== To be done ==
All of the data needs to be repeated exactly.
********
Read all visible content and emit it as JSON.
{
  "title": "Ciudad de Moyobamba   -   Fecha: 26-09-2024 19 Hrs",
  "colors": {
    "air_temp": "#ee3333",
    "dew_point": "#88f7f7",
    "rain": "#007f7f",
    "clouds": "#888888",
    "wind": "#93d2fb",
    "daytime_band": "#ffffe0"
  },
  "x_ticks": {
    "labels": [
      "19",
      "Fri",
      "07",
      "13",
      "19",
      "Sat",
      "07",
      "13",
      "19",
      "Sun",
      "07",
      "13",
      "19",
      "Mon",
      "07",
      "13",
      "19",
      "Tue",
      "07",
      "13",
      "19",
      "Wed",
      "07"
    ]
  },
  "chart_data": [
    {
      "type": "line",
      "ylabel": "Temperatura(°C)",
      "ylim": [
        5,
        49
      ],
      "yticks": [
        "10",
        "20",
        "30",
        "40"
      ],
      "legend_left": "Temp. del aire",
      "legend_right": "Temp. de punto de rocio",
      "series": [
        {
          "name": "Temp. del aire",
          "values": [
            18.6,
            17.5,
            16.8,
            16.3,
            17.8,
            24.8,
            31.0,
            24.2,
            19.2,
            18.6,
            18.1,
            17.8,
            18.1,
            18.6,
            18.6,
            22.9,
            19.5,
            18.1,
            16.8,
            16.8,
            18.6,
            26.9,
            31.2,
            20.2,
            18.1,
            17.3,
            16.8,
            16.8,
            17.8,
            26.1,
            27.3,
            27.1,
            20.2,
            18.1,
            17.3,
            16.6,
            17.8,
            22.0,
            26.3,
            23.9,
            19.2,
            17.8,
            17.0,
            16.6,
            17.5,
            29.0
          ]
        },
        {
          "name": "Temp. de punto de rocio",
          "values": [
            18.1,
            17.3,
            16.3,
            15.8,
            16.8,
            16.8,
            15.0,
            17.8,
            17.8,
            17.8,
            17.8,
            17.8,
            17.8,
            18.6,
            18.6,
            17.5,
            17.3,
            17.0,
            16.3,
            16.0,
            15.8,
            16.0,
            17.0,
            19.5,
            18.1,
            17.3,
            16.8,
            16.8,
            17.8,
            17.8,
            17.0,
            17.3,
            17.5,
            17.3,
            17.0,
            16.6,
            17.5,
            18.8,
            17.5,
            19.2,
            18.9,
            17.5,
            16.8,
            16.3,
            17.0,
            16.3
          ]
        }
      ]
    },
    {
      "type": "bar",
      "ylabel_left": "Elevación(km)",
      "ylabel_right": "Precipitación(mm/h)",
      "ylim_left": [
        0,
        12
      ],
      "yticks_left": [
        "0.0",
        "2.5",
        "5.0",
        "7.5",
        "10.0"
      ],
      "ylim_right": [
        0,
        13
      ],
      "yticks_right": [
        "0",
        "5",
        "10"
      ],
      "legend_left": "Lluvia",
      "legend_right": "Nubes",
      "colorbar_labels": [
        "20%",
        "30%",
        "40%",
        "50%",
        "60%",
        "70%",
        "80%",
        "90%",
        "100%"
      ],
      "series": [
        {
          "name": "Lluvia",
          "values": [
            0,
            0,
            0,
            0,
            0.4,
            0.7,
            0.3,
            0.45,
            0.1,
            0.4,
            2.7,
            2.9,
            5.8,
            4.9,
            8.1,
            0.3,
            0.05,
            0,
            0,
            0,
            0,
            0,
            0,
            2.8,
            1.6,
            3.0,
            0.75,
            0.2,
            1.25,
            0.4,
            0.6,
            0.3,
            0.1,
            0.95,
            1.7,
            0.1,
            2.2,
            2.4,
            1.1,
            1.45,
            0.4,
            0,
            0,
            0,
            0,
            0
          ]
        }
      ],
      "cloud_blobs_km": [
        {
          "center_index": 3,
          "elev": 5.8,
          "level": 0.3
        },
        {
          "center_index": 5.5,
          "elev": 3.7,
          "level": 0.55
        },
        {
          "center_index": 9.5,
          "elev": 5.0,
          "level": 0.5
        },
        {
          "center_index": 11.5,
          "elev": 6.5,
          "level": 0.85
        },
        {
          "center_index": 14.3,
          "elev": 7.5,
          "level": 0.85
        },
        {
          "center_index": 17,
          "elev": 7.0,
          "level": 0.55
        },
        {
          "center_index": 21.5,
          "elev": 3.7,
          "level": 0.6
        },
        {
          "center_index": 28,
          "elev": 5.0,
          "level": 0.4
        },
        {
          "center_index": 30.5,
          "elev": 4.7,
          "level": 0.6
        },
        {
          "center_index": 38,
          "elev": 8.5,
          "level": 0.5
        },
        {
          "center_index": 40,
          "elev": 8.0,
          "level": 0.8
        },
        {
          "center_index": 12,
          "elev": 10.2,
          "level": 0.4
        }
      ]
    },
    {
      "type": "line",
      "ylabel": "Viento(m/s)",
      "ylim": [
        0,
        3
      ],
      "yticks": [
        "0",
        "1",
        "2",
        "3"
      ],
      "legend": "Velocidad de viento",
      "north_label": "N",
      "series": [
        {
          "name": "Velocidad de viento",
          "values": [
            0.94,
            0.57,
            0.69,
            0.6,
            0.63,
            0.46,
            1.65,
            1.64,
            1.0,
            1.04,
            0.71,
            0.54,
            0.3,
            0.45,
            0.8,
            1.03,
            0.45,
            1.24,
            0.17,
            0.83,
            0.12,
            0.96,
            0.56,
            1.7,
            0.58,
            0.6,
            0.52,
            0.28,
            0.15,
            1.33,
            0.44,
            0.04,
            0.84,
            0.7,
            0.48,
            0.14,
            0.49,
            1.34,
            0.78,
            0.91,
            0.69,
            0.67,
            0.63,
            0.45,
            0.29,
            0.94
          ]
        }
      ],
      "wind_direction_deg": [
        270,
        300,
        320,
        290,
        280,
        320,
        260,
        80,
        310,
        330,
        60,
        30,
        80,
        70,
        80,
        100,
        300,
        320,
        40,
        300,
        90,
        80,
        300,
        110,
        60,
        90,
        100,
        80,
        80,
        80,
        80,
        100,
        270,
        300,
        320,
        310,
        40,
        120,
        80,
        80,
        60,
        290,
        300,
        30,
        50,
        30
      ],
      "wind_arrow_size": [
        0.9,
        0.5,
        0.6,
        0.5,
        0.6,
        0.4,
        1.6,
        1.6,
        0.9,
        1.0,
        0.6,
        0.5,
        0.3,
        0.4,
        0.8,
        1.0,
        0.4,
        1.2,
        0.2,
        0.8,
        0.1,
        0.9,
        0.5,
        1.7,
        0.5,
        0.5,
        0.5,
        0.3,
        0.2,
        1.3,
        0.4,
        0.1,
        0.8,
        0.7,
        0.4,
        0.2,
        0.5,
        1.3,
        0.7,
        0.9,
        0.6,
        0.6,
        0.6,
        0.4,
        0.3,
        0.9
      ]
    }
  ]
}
********
== Solution to this problem ==
Read all visible content and emit it as JSON.
{
  "title": "Ciudad de Moyobamba   -   Fecha: 26-09-2024 19 Hrs",
  "colors": {
    "air_temp": "#ee3333",
    "dew_point": "#88f7f7",
    "rain": "#007f7f",
    "clouds": "#888888",
    "wind": "#93d2fb",
    "daytime_band": "#ffffe0"
  },
  "x_ticks": {
    "labels": [
      "19",
      "Fri",
      "07",
      "13",
      "19",
      "Sat",
      "07",
      "13",
      "19",
      "Sun",
      "07",
      "13",
      "19",
      "Mon",
      "07",
      "13",
      "19",
      "Tue",
      "07",
      "13",
      "19",
      "Wed",
      "07"
    ]
  },
  "chart_data": [
    {
      "type": "line",
      "ylabel": "Temperatura(°C)",
      "ylim": [
        5,
        49
      ],
      "yticks": [
        "10",
        "20",
        "30",
        "40"
      ],
      "legend_left": "Temp. del aire",
      "legend_right": "Temp. de punto de rocio",
      "series": [
        {
          "name": "Temp. del aire",
          "values": [
            18.6,
            17.5,
            16.8,
            16.3,
            17.8,
            24.8,
            31.0,
            24.2,
            19.2,
            18.6,
            18.1,
            17.8,
            18.1,
            18.6,
            18.6,
            22.9,
            19.5,
            18.1,
            16.8,
            16.8,
            18.6,
            26.9,
            31.2,
            20.2,
            18.1,
            17.3,
            16.8,
            16.8,
            17.8,
            26.1,
            27.3,
            27.1,
            20.2,
            18.1,
            17.3,
            16.6,
            17.8,
            22.0,
            26.3,
            23.9,
            19.2,
            17.8,
            17.0,
            16.6,
            17.5,
            29.0
          ]
        },
        {
          "name": "Temp. de punto de rocio",
          "values": [
            18.1,
            17.3,
            16.3,
            15.8,
            16.8,
            16.8,
            15.0,
            17.8,
            17.8,
            17.8,
            17.8,
            17.8,
            17.8,
            18.6,
            18.6,
            17.5,
            17.3,
            17.0,
            16.3,
            16.0,
            15.8,
            16.0,
            17.0,
            19.5,
            18.1,
            17.3,
            16.8,
            16.8,
            17.8,
            17.8,
            17.0,
            17.3,
            17.5,
            17.3,
            17.0,
            16.6,
            17.5,
            18.8,
            17.5,
            19.2,
            18.9,
            17.5,
            16.8,
            16.3,
            17.0,
            16.3
          ]
        }
      ]
    },
    {
      "type": "bar",
      "ylabel_left": "Elevación(km)",
      "ylabel_right": "Precipitación(mm/h)",
      "ylim_left": [
        0,
        12
      ],
      "yticks_left": [
        "0.0",
        "2.5",
        "5.0",
        "7.5",
        "10.0"
      ],
      "ylim_right": [
        0,
        13
      ],
      "yticks_right": [
        "0",
        "5",
        "10"
      ],
      "legend_left": "Lluvia",
      "legend_right": "Nubes",
      "colorbar_labels": [
        "20%",
        "30%",
        "40%",
        "50%",
        "60%",
        "70%",
        "80%",
        "90%",
        "100%"
      ],
      "series": [
        {
          "name": "Lluvia",
          "values": [
            0,
            0,
            0,
            0,
            0.4,
            0.7,
            0.3,
            0.45,
            0.1,
            0.4,
            2.7,
            2.9,
            5.8,
            4.9,
            8.1,
            0.3,
            0.05,
            0,
            0,
            0,
            0,
            0,
            0,
            2.8,
            1.6,
            3.0,
            0.75,
            0.2,
            1.25,
            0.4,
            0.6,
            0.3,
            0.1,
            0.95,
            1.7,
            0.1,
            2.2,
            2.4,
            1.1,
            1.45,
            0.4,
            0,
            0,
            0,
            0,
            0
          ]
        }
      ],
      "cloud_blobs_km": [
        {
          "center_index": 3,
          "elev": 5.8,
          "level": 0.3
        },
        {
          "center_index": 5.5,
          "elev": 3.7,
          "level": 0.55
        },
        {
          "center_index": 9.5,
          "elev": 5.0,
          "level": 0.5
        },
        {
          "center_index": 11.5,
          "elev": 6.5,
          "level": 0.85
        },
        {
          "center_index": 14.3,
          "elev": 7.5,
          "level": 0.85
        },
        {
          "center_index": 17,
          "elev": 7.0,
          "level": 0.55
        },
        {
          "center_index": 21.5,
          "elev": 3.7,
          "level": 0.6
        },
        {
          "center_index": 28,
          "elev": 5.0,
          "level": 0.4
        },
        {
          "center_index": 30.5,
          "elev": 4.7,
          "level": 0.6
        },
        {
          "center_index": 38,
          "elev": 8.5,
          "level": 0.5
        },
        {
          "center_index": 40,
          "elev": 8.0,
          "level": 0.8
        },
        {
          "center_index": 12,
          "elev": 10.2,
          "level": 0.4
        }
      ]
    },
    {
      "type": "line",
      "ylabel": "Viento(m/s)",
      "ylim": [
        0,
        3
      ],
      "yticks": [
        "0",
        "1",
        "2",
        "3"
      ],
      "legend": "Velocidad de viento",
      "north_label": "N",
      "series": [
        {
          "name": "Velocidad de viento",
          "values": [
            0.94,
            0.57,
            0.69,
            0.6,
            0.63,
            0.46,
            1.65,
            1.64,
            1.0,
            1.04,
            0.71,
            0.54,
            0.3,
            0.45,
            0.8,
            1.03,
            0.45,
            1.24,
            0.17,
            0.83,
            0.12,
            0.96,
            0.56,
            1.7,
            0.58,
            0.6,
            0.52,
            0.28,
            0.15,
            1.33,
            0.44,
            0.04,
            0.84,
            0.7,
            0.48,
            0.14,
            0.49,
            1.34,
            0.78,
            0.91,
            0.69,
            0.67,
            0.63,
            0.45,
            0.29,
            0.94
          ]
        }
      ],
      "wind_direction_deg": [
        270,
        300,
        320,
        290,
        280,
        320,
        260,
        80,
        310,
        330,
        60,
        30,
        80,
        70,
        80,
        100,
        300,
        320,
        40,
        300,
        90,
        80,
        300,
        110,
        60,
        90,
        100,
        80,
        80,
        80,
        80,
        100,
        270,
        300,
        320,
        310,
        40,
        120,
        80,
        80,
        60,
        290,
        300,
        30,
        50,
        30
      ],
      "wind_arrow_size": [
        0.9,
        0.5,
        0.6,
        0.5,
        0.6,
        0.4,
        1.6,
        1.6,
        0.9,
        1.0,
        0.6,
        0.5,
        0.3,
        0.4,
        0.8,
        1.0,
        0.4,
        1.2,
        0.2,
        0.8,
        0.1,
        0.9,
        0.5,
        1.7,
        0.5,
        0.5,
        0.5,
        0.3,
        0.2,
        1.3,
        0.4,
        0.1,
        0.8,
        0.7,
        0.4,
        0.2,
        0.5,
        1.3,
        0.7,
        0.9,
        0.6,
        0.6,
        0.6,
        0.4,
        0.3,
        0.9
      ]
    }
  ]
}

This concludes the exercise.